*SHORT TASK*: Print the listing below in its entirety, character for character.

+++

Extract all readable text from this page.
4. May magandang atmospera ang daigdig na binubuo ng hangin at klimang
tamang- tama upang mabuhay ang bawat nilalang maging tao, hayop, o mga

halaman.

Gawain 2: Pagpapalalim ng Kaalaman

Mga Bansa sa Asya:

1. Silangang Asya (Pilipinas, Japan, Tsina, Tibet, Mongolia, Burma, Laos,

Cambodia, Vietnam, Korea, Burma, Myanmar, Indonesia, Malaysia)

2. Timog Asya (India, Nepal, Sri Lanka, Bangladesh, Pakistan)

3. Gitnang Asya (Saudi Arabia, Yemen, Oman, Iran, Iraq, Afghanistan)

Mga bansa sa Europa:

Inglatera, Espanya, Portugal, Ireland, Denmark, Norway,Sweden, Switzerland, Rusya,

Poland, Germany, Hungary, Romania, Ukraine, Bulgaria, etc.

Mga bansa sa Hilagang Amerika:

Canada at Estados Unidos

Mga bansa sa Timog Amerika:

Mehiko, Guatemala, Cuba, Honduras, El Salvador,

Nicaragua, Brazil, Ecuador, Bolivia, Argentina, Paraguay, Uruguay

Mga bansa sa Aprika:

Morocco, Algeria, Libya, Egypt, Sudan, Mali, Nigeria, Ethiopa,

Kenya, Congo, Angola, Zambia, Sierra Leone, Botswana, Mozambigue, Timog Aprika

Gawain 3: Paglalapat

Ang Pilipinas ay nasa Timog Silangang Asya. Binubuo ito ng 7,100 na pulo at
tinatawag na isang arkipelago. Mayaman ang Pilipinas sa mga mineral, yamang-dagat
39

+++

*SOLUTION*:
Extract all readable text from this page.
4. May magandang atmospera ang daigdig na binubuo ng hangin at klimang
tamang- tama upang mabuhay ang bawat nilalang maging tao, hayop, o mga

halaman.

Gawain 2: Pagpapalalim ng Kaalaman

Mga Bansa sa Asya:

1. Silangang Asya (Pilipinas, Japan, Tsina, Tibet, Mongolia, Burma, Laos,

Cambodia, Vietnam, Korea, Burma, Myanmar, Indonesia, Malaysia)

2. Timog Asya (India, Nepal, Sri Lanka, Bangladesh, Pakistan)

3. Gitnang Asya (Saudi Arabia, Yemen, Oman, Iran, Iraq, Afghanistan)

Mga bansa sa Europa:

Inglatera, Espanya, Portugal, Ireland, Denmark, Norway,Sweden, Switzerland, Rusya,

Poland, Germany, Hungary, Romania, Ukraine, Bulgaria, etc.

Mga bansa sa Hilagang Amerika:

Canada at Estados Unidos

Mga bansa sa Timog Amerika:

Mehiko, Guatemala, Cuba, Honduras, El Salvador,

Nicaragua, Brazil, Ecuador, Bolivia, Argentina, Paraguay, Uruguay

Mga bansa sa Aprika:

Morocco, Algeria, Libya, Egypt, Sudan, Mali, Nigeria, Ethiopa,

Kenya, Congo, Angola, Zambia, Sierra Leone, Botswana, Mozambigue, Timog Aprika

Gawain 3: Paglalapat

Ang Pilipinas ay nasa Timog Silangang Asya. Binubuo ito ng 7,100 na pulo at
tinatawag na isang arkipelago. Mayaman ang Pilipinas sa mga mineral, yamang-dagat
39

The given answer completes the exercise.